- Task objective
Collect all lines below with the string "file".

____

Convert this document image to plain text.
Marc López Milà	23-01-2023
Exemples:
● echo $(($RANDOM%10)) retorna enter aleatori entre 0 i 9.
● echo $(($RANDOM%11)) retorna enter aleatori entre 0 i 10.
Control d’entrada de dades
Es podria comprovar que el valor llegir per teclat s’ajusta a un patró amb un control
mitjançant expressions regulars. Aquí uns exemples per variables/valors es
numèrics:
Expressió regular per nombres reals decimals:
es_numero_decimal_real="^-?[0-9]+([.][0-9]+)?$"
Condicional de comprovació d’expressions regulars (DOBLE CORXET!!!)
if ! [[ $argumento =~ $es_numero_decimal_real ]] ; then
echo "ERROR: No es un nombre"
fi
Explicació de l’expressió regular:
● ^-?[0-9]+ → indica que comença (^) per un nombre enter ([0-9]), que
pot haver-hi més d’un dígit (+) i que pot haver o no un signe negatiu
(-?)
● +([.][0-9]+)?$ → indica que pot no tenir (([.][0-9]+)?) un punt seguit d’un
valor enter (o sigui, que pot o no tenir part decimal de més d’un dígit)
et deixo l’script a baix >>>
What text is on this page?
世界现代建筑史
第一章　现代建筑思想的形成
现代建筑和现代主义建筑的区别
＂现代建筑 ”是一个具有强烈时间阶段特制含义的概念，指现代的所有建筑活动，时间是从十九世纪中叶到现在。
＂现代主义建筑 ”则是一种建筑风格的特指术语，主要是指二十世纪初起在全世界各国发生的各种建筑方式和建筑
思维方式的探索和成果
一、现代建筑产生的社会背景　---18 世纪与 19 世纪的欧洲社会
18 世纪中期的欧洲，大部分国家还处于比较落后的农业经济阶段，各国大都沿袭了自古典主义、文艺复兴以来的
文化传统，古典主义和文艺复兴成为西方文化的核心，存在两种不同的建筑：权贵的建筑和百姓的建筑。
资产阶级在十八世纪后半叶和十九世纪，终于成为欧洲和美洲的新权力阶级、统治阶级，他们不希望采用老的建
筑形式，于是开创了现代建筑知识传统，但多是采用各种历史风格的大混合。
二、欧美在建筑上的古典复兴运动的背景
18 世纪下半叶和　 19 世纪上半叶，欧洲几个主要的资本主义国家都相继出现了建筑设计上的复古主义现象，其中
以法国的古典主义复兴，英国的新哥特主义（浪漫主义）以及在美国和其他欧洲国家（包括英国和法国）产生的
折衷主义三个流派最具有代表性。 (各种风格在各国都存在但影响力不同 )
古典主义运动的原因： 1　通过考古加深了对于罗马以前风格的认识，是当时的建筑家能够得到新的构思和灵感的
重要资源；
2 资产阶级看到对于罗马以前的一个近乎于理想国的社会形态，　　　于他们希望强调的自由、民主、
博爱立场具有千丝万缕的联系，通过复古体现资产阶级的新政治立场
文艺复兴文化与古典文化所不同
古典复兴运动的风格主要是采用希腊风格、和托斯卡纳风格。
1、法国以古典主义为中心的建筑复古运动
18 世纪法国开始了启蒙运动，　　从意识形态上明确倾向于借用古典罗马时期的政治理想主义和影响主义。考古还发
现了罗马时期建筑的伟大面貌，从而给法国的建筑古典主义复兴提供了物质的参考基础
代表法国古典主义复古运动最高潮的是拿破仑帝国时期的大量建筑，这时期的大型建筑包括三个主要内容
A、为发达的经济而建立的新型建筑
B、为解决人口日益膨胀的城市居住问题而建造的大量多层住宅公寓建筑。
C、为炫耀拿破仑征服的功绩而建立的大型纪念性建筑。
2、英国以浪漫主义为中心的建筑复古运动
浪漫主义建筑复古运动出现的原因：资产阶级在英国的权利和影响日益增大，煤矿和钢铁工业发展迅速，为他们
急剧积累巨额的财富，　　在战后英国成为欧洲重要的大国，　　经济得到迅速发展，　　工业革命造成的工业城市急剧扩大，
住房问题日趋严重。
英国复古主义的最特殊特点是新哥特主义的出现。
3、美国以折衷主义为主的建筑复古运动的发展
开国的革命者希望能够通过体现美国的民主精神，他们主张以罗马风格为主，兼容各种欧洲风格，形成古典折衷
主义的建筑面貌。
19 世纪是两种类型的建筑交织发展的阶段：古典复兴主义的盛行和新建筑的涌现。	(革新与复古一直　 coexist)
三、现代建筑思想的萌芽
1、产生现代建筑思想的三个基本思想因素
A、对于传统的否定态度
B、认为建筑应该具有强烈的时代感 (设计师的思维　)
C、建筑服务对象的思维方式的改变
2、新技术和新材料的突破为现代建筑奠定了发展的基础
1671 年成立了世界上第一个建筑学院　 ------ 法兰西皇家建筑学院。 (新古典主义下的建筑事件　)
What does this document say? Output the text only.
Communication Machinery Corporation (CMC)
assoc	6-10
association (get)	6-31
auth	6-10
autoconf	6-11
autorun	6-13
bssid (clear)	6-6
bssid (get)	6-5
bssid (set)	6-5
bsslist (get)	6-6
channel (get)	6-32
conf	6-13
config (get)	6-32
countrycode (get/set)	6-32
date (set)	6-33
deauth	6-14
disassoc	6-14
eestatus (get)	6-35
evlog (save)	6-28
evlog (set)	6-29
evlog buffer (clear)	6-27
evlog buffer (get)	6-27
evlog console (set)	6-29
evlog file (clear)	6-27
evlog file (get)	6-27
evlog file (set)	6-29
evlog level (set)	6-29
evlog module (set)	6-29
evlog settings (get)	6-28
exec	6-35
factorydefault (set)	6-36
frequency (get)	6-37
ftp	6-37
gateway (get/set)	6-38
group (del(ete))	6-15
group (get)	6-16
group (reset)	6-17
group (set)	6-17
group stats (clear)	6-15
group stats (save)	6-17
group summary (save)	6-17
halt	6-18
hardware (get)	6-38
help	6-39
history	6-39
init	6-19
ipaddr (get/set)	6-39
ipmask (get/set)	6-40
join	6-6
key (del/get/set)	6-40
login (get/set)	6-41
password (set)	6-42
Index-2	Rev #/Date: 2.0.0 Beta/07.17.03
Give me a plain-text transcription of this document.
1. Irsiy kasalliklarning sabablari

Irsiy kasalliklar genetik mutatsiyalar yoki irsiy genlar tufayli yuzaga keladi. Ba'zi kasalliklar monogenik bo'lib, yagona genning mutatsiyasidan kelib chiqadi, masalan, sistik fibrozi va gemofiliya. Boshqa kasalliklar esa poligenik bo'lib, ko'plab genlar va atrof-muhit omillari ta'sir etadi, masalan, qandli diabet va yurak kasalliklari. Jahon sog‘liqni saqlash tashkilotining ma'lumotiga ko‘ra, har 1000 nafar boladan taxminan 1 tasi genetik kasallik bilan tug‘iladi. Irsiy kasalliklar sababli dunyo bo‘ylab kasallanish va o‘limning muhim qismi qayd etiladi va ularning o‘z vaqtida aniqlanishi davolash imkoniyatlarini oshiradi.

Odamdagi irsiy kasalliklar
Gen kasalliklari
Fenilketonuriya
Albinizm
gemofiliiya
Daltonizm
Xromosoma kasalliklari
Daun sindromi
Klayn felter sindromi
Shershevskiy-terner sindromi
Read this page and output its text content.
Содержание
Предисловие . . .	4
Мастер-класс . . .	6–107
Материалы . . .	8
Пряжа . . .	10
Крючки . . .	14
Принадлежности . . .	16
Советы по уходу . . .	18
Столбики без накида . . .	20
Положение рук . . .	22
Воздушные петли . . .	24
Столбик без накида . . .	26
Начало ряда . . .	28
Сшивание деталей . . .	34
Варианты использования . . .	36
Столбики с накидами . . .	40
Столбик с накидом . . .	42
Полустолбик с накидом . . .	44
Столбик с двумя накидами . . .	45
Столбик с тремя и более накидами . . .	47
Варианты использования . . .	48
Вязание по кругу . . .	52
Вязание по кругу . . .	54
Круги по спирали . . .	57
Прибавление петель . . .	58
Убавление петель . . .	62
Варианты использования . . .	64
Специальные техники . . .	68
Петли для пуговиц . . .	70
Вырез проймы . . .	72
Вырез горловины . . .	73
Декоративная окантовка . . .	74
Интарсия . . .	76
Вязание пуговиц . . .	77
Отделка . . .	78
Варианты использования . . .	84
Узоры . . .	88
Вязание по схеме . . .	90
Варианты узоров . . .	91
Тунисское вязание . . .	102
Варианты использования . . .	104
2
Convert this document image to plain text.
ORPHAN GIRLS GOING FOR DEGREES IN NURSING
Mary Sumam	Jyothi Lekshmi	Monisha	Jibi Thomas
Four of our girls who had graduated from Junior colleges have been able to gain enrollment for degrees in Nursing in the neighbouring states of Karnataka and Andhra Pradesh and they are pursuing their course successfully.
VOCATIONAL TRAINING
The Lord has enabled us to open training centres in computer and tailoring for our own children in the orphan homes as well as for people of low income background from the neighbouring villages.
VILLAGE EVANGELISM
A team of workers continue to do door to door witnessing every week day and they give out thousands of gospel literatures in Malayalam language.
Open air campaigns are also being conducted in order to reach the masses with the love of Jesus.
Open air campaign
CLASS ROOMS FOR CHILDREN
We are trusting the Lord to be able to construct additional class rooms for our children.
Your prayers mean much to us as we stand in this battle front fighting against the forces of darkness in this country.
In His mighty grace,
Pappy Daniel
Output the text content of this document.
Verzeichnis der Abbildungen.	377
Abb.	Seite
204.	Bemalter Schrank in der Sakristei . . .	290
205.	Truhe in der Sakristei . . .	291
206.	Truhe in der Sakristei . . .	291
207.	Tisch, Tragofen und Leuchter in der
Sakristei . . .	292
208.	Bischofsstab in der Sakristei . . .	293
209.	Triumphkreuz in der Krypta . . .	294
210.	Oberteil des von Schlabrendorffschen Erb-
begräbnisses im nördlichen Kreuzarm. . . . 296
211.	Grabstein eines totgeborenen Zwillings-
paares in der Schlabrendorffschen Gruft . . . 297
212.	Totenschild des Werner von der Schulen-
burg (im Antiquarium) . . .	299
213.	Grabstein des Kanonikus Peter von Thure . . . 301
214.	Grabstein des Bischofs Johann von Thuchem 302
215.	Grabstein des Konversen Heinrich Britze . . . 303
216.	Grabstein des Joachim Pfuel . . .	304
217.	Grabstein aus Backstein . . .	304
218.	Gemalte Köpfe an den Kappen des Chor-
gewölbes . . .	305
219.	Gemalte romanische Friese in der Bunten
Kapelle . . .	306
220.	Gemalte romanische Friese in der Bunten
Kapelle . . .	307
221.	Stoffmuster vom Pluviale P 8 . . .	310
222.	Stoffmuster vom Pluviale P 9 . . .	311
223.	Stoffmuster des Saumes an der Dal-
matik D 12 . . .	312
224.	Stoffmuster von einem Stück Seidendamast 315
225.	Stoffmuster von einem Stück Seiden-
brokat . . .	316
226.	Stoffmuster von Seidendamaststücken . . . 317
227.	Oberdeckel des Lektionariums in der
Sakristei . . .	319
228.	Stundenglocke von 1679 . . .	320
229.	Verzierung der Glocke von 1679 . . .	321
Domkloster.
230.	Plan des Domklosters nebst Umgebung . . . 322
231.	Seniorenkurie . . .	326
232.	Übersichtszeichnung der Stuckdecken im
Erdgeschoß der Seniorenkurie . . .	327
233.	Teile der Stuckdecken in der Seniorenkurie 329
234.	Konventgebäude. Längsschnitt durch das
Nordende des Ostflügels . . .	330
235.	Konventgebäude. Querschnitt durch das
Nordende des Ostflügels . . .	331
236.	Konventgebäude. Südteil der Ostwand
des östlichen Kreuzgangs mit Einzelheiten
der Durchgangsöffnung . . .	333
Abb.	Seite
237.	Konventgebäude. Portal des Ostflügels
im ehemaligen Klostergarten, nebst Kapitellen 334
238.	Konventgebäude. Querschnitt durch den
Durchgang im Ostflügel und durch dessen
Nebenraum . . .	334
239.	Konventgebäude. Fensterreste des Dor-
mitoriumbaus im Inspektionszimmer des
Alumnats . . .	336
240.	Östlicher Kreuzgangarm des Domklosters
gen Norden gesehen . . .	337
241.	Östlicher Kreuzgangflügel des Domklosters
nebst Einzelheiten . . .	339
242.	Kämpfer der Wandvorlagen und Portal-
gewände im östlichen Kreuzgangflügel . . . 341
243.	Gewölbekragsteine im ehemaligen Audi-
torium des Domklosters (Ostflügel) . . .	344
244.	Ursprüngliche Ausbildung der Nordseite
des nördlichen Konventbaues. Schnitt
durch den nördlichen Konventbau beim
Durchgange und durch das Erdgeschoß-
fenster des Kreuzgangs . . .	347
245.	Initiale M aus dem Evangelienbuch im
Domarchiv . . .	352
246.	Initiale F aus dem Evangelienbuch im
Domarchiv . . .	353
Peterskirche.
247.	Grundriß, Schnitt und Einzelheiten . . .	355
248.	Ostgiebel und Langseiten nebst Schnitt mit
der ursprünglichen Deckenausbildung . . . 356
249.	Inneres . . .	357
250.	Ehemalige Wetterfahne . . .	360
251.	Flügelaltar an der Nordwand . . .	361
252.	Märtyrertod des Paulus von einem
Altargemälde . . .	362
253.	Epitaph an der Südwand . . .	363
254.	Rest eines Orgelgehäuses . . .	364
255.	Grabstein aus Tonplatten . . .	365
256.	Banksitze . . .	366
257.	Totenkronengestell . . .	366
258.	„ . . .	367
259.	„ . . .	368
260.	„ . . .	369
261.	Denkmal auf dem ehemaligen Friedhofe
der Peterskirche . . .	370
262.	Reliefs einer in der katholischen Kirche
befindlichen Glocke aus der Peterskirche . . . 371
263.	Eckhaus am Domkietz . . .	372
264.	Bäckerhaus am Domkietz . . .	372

____

- The answer
evlog file (clear)	6-27
evlog file (get)	6-27
evlog file (set)	6-29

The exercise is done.